### Data for processing

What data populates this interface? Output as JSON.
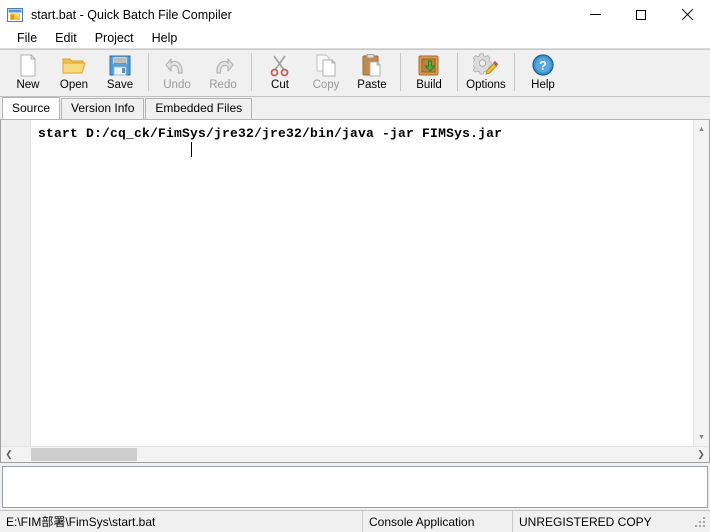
{
  "window": {
    "title": "start.bat - Quick Batch File Compiler",
    "icon": "app-window-icon",
    "controls": {
      "minimize": "minimize-icon",
      "maximize": "maximize-icon",
      "close": "close-icon"
    }
  },
  "menubar": {
    "items": [
      {
        "label": "File"
      },
      {
        "label": "Edit"
      },
      {
        "label": "Project"
      },
      {
        "label": "Help"
      }
    ]
  },
  "toolbar": {
    "buttons": [
      {
        "label": "New",
        "icon": "new-document-icon",
        "enabled": true
      },
      {
        "label": "Open",
        "icon": "open-folder-icon",
        "enabled": true
      },
      {
        "label": "Save",
        "icon": "save-floppy-icon",
        "enabled": true
      },
      {
        "label": "Undo",
        "icon": "undo-arrow-icon",
        "enabled": false
      },
      {
        "label": "Redo",
        "icon": "redo-arrow-icon",
        "enabled": false
      },
      {
        "label": "Cut",
        "icon": "scissors-icon",
        "enabled": true
      },
      {
        "label": "Copy",
        "icon": "copy-pages-icon",
        "enabled": false
      },
      {
        "label": "Paste",
        "icon": "clipboard-icon",
        "enabled": true
      },
      {
        "label": "Build",
        "icon": "build-box-icon",
        "enabled": true
      },
      {
        "label": "Options",
        "icon": "gear-pencil-icon",
        "enabled": true
      },
      {
        "label": "Help",
        "icon": "help-question-icon",
        "enabled": true
      }
    ]
  },
  "tabs": {
    "items": [
      {
        "label": "Source",
        "active": true
      },
      {
        "label": "Version Info",
        "active": false
      },
      {
        "label": "Embedded Files",
        "active": false
      }
    ]
  },
  "editor": {
    "lines": [
      "start D:/cq_ck/FimSys/jre32/jre32/bin/java -jar FIMSys.jar"
    ],
    "caret": {
      "line": 2,
      "column": 13
    },
    "scrollbars": {
      "vertical_up": "scroll-up-arrow-icon",
      "vertical_down": "scroll-down-arrow-icon",
      "horizontal_left": "scroll-left-arrow-icon",
      "horizontal_right": "scroll-right-arrow-icon"
    }
  },
  "statusbar": {
    "path": "E:\\FIM部署\\FimSys\\start.bat",
    "app_type": "Console Application",
    "registration": "UNREGISTERED COPY"
  },
  "colors": {
    "window_bg": "#f0f0f0",
    "editor_bg": "#ffffff",
    "accent_blue": "#3c93d4",
    "folder_yellow": "#f5c550",
    "build_brown": "#c88a42",
    "scissors_red": "#d0504a"
  }
}
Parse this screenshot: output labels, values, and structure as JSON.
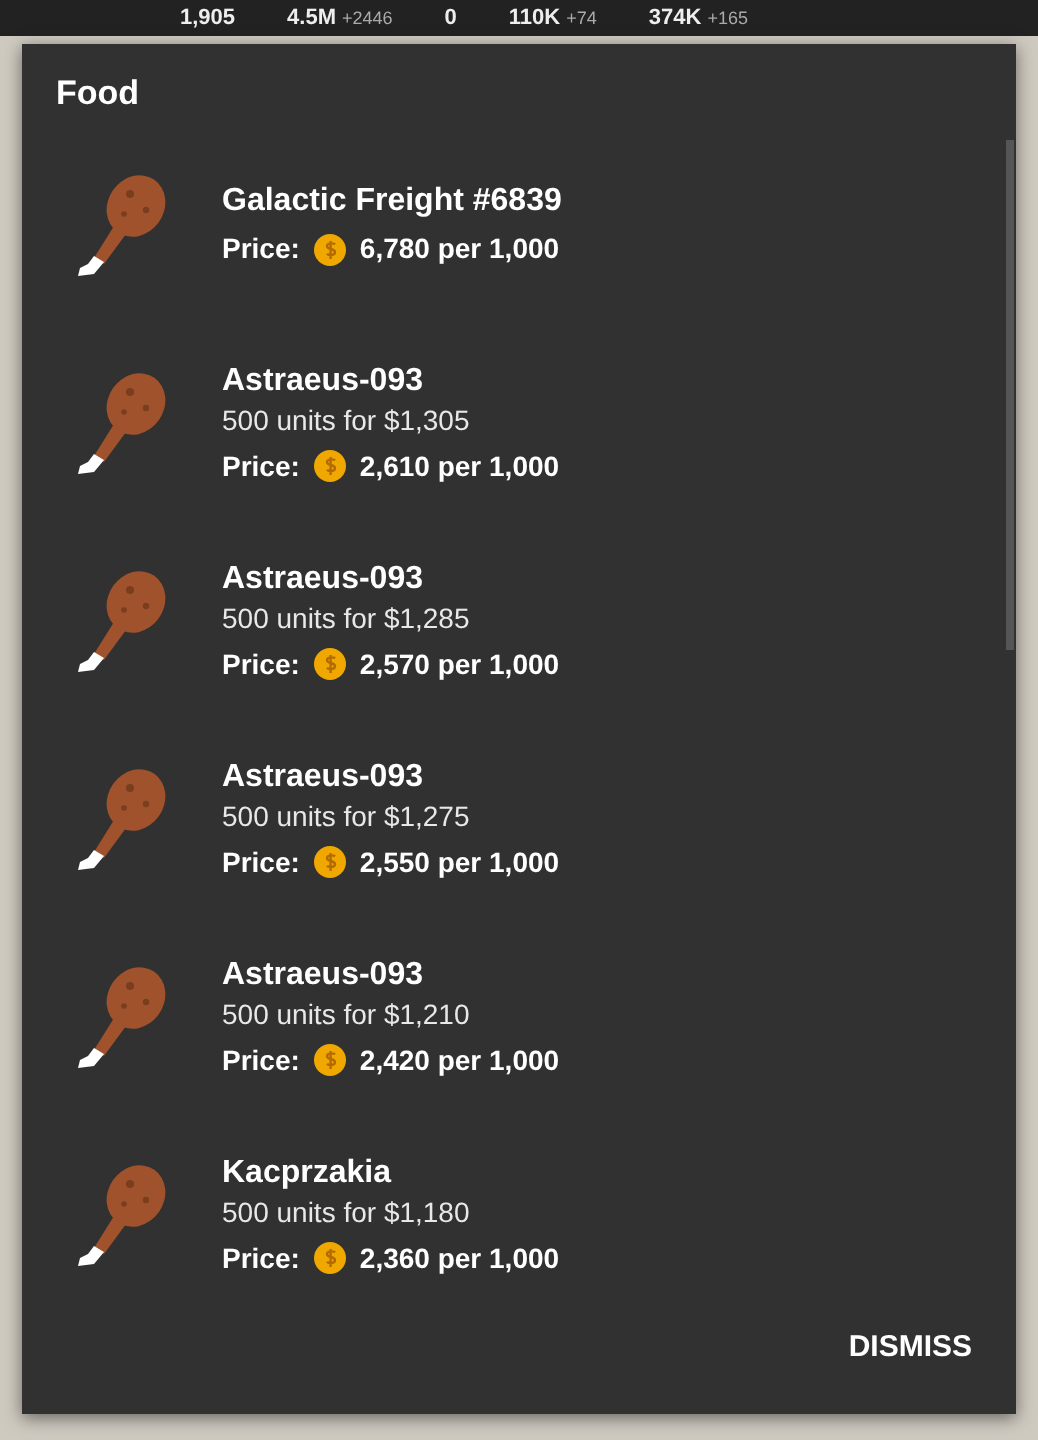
{
  "stats_bar": [
    {
      "value": "1,905"
    },
    {
      "value": "4.5M",
      "delta": "+2446"
    },
    {
      "value": "0"
    },
    {
      "value": "110K",
      "delta": "+74"
    },
    {
      "value": "374K",
      "delta": "+165"
    }
  ],
  "dialog": {
    "title": "Food",
    "offers": [
      {
        "name": "Galactic Freight #6839",
        "price_label": "Price:",
        "price": "6,780 per 1,000"
      },
      {
        "name": "Astraeus-093",
        "detail": "500 units for $1,305",
        "price_label": "Price:",
        "price": "2,610 per 1,000"
      },
      {
        "name": "Astraeus-093",
        "detail": "500 units for $1,285",
        "price_label": "Price:",
        "price": "2,570 per 1,000"
      },
      {
        "name": "Astraeus-093",
        "detail": "500 units for $1,275",
        "price_label": "Price:",
        "price": "2,550 per 1,000"
      },
      {
        "name": "Astraeus-093",
        "detail": "500 units for $1,210",
        "price_label": "Price:",
        "price": "2,420 per 1,000"
      },
      {
        "name": "Kacprzakia",
        "detail": "500 units for $1,180",
        "price_label": "Price:",
        "price": "2,360 per 1,000"
      }
    ],
    "button": "DISMISS"
  }
}
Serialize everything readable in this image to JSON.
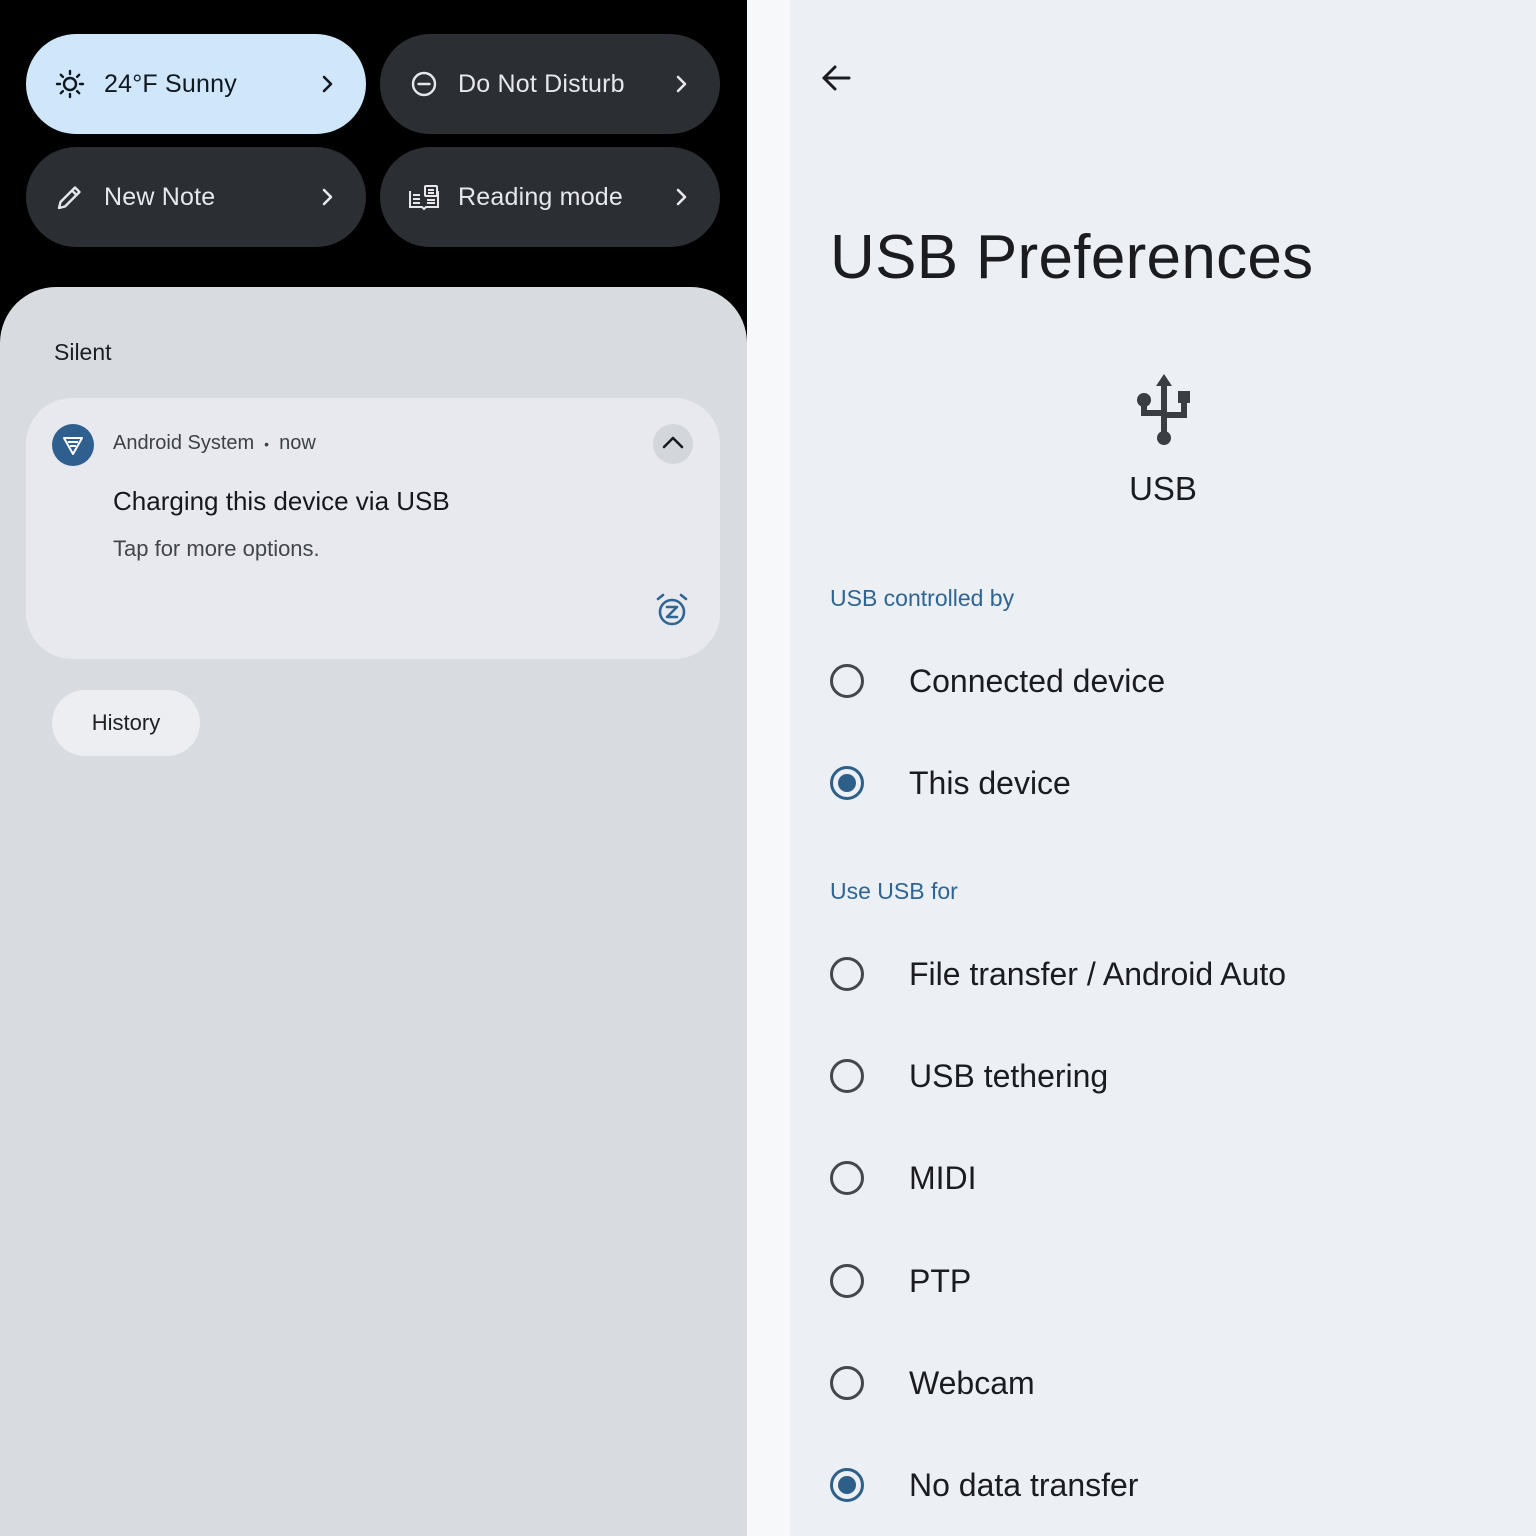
{
  "quick_tiles": {
    "weather": {
      "label": "24°F Sunny",
      "icon": "sun-icon",
      "active": true
    },
    "dnd": {
      "label": "Do Not Disturb",
      "icon": "do-not-disturb-icon"
    },
    "note": {
      "label": "New Note",
      "icon": "pencil-icon"
    },
    "reading": {
      "label": "Reading mode",
      "icon": "reading-mode-icon"
    }
  },
  "notifications": {
    "section_label": "Silent",
    "card": {
      "app_name": "Android System",
      "separator": "•",
      "time": "now",
      "title": "Charging this device via USB",
      "text": "Tap for more options."
    },
    "history_label": "History"
  },
  "settings": {
    "title": "USB Preferences",
    "hero_label": "USB",
    "controlled_by": {
      "header": "USB controlled by",
      "options": [
        {
          "label": "Connected device",
          "checked": false
        },
        {
          "label": "This device",
          "checked": true
        }
      ]
    },
    "use_for": {
      "header": "Use USB for",
      "options": [
        {
          "label": "File transfer / Android Auto",
          "checked": false
        },
        {
          "label": "USB tethering",
          "checked": false
        },
        {
          "label": "MIDI",
          "checked": false
        },
        {
          "label": "PTP",
          "checked": false
        },
        {
          "label": "Webcam",
          "checked": false
        },
        {
          "label": "No data transfer",
          "checked": true
        }
      ]
    }
  },
  "colors": {
    "accent": "#2e5f88",
    "section_header": "#2e6593",
    "active_tile": "#cfe6fb",
    "tile": "#2b2e33"
  }
}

### Your task
Would you set down the listing exactly, omitting pictures?

### Answer to the exercise
What data populates this interface? Output as JSON.
{
  "window": {
    "title": "start.bat - Quick Batch File Compiler",
    "icon": "app-window-icon",
    "controls": {
      "minimize": "minimize-icon",
      "maximize": "maximize-icon",
      "close": "close-icon"
    }
  },
  "menubar": {
    "items": [
      {
        "label": "File"
      },
      {
        "label": "Edit"
      },
      {
        "label": "Project"
      },
      {
        "label": "Help"
      }
    ]
  },
  "toolbar": {
    "buttons": [
      {
        "label": "New",
        "icon": "new-document-icon",
        "enabled": true
      },
      {
        "label": "Open",
        "icon": "open-folder-icon",
        "enabled": true
      },
      {
        "label": "Save",
        "icon": "save-floppy-icon",
        "enabled": true
      },
      {
        "label": "Undo",
        "icon": "undo-arrow-icon",
        "enabled": false
      },
      {
        "label": "Redo",
        "icon": "redo-arrow-icon",
        "enabled": false
      },
      {
        "label": "Cut",
        "icon": "scissors-icon",
        "enabled": true
      },
      {
        "label": "Copy",
        "icon": "copy-pages-icon",
        "enabled": false
      },
      {
        "label": "Paste",
        "icon": "clipboard-icon",
        "enabled": true
      },
      {
        "label": "Build",
        "icon": "build-box-icon",
        "enabled": true
      },
      {
        "label": "Options",
        "icon": "gear-pencil-icon",
        "enabled": true
      },
      {
        "label": "Help",
        "icon": "help-question-icon",
        "enabled": true
      }
    ]
  },
  "tabs": {
    "items": [
      {
        "label": "Source",
        "active": true
      },
      {
        "label": "Version Info",
        "active": false
      },
      {
        "label": "Embedded Files",
        "active": false
      }
    ]
  },
  "editor": {
    "lines": [
      "start D:/cq_ck/FimSys/jre32/jre32/bin/java -jar FIMSys.jar"
    ],
    "caret": {
      "line": 2,
      "column": 13
    },
    "scrollbars": {
      "vertical_up": "scroll-up-arrow-icon",
      "vertical_down": "scroll-down-arrow-icon",
      "horizontal_left": "scroll-left-arrow-icon",
      "horizontal_right": "scroll-right-arrow-icon"
    }
  },
  "statusbar": {
    "path": "E:\\FIM部署\\FimSys\\start.bat",
    "app_type": "Console Application",
    "registration": "UNREGISTERED COPY"
  },
  "colors": {
    "window_bg": "#f0f0f0",
    "editor_bg": "#ffffff",
    "accent_blue": "#3c93d4",
    "folder_yellow": "#f5c550",
    "build_brown": "#c88a42",
    "scissors_red": "#d0504a"
  }
}
Parse this screenshot: output labels, values, and structure as JSON.
{
  "stats_bar": [
    {
      "value": "1,905"
    },
    {
      "value": "4.5M",
      "delta": "+2446"
    },
    {
      "value": "0"
    },
    {
      "value": "110K",
      "delta": "+74"
    },
    {
      "value": "374K",
      "delta": "+165"
    }
  ],
  "dialog": {
    "title": "Food",
    "offers": [
      {
        "name": "Galactic Freight #6839",
        "price_label": "Price:",
        "price": "6,780 per 1,000"
      },
      {
        "name": "Astraeus-093",
        "detail": "500 units for $1,305",
        "price_label": "Price:",
        "price": "2,610 per 1,000"
      },
      {
        "name": "Astraeus-093",
        "detail": "500 units for $1,285",
        "price_label": "Price:",
        "price": "2,570 per 1,000"
      },
      {
        "name": "Astraeus-093",
        "detail": "500 units for $1,275",
        "price_label": "Price:",
        "price": "2,550 per 1,000"
      },
      {
        "name": "Astraeus-093",
        "detail": "500 units for $1,210",
        "price_label": "Price:",
        "price": "2,420 per 1,000"
      },
      {
        "name": "Kacprzakia",
        "detail": "500 units for $1,180",
        "price_label": "Price:",
        "price": "2,360 per 1,000"
      }
    ],
    "button": "DISMISS"
  }
}
Serialize everything readable in this image to JSON.
{
  "quick_tiles": {
    "weather": {
      "label": "24°F Sunny",
      "icon": "sun-icon",
      "active": true
    },
    "dnd": {
      "label": "Do Not Disturb",
      "icon": "do-not-disturb-icon"
    },
    "note": {
      "label": "New Note",
      "icon": "pencil-icon"
    },
    "reading": {
      "label": "Reading mode",
      "icon": "reading-mode-icon"
    }
  },
  "notifications": {
    "section_label": "Silent",
    "card": {
      "app_name": "Android System",
      "separator": "•",
      "time": "now",
      "title": "Charging this device via USB",
      "text": "Tap for more options."
    },
    "history_label": "History"
  },
  "settings": {
    "title": "USB Preferences",
    "hero_label": "USB",
    "controlled_by": {
      "header": "USB controlled by",
      "options": [
        {
          "label": "Connected device",
          "checked": false
        },
        {
          "label": "This device",
          "checked": true
        }
      ]
    },
    "use_for": {
      "header": "Use USB for",
      "options": [
        {
          "label": "File transfer / Android Auto",
          "checked": false
        },
        {
          "label": "USB tethering",
          "checked": false
        },
        {
          "label": "MIDI",
          "checked": false
        },
        {
          "label": "PTP",
          "checked": false
        },
        {
          "label": "Webcam",
          "checked": false
        },
        {
          "label": "No data transfer",
          "checked": true
        }
      ]
    }
  },
  "colors": {
    "accent": "#2e5f88",
    "section_header": "#2e6593",
    "active_tile": "#cfe6fb",
    "tile": "#2b2e33"
  }
}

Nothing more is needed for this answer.